— Start of MATERIAL FOR THE TASK —
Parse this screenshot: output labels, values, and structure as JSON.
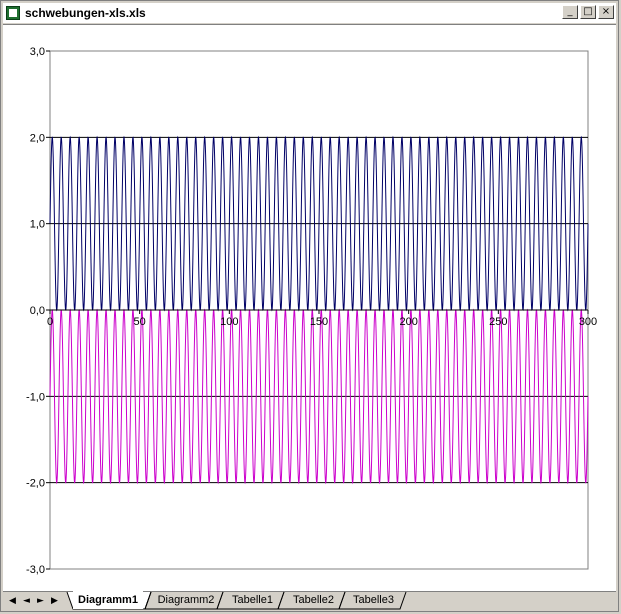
{
  "window": {
    "title": "schwebungen-xls.xls",
    "minimize_label": "_",
    "maximize_label": "□",
    "close_label": "×"
  },
  "chart_data": {
    "type": "line",
    "xlim": [
      0,
      300
    ],
    "ylim": [
      -3,
      3
    ],
    "x_ticks": [
      "0",
      "50",
      "100",
      "150",
      "200",
      "250",
      "300"
    ],
    "y_ticks": [
      "3,0",
      "2,0",
      "1,0",
      "0,0",
      "-1,0",
      "-2,0",
      "-3,0"
    ],
    "gridlines_y": true,
    "series": [
      {
        "color": "#000066",
        "mean": 1,
        "amplitude": 1,
        "cycles": 60
      },
      {
        "color": "#cc00cc",
        "mean": -1,
        "amplitude": 1,
        "cycles": 60
      }
    ]
  },
  "nav": {
    "first": "◀",
    "prev": "◄",
    "next": "►",
    "last": "▶"
  },
  "tabs": [
    {
      "label": "Diagramm1",
      "active": true
    },
    {
      "label": "Diagramm2",
      "active": false
    },
    {
      "label": "Tabelle1",
      "active": false
    },
    {
      "label": "Tabelle2",
      "active": false
    },
    {
      "label": "Tabelle3",
      "active": false
    }
  ]
}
— End of MATERIAL FOR THE TASK —
• JOB
Transcribe the complete set of entries verbatim. No pictures belong in the copy.

• SOLUTION FOR THIS PROBLEM
Parse this screenshot: output labels, values, and structure as JSON.
{
  "window": {
    "title": "schwebungen-xls.xls",
    "minimize_label": "_",
    "maximize_label": "□",
    "close_label": "×"
  },
  "chart_data": {
    "type": "line",
    "xlim": [
      0,
      300
    ],
    "ylim": [
      -3,
      3
    ],
    "x_ticks": [
      "0",
      "50",
      "100",
      "150",
      "200",
      "250",
      "300"
    ],
    "y_ticks": [
      "3,0",
      "2,0",
      "1,0",
      "0,0",
      "-1,0",
      "-2,0",
      "-3,0"
    ],
    "gridlines_y": true,
    "series": [
      {
        "color": "#000066",
        "mean": 1,
        "amplitude": 1,
        "cycles": 60
      },
      {
        "color": "#cc00cc",
        "mean": -1,
        "amplitude": 1,
        "cycles": 60
      }
    ]
  },
  "nav": {
    "first": "◀",
    "prev": "◄",
    "next": "►",
    "last": "▶"
  },
  "tabs": [
    {
      "label": "Diagramm1",
      "active": true
    },
    {
      "label": "Diagramm2",
      "active": false
    },
    {
      "label": "Tabelle1",
      "active": false
    },
    {
      "label": "Tabelle2",
      "active": false
    },
    {
      "label": "Tabelle3",
      "active": false
    }
  ]
}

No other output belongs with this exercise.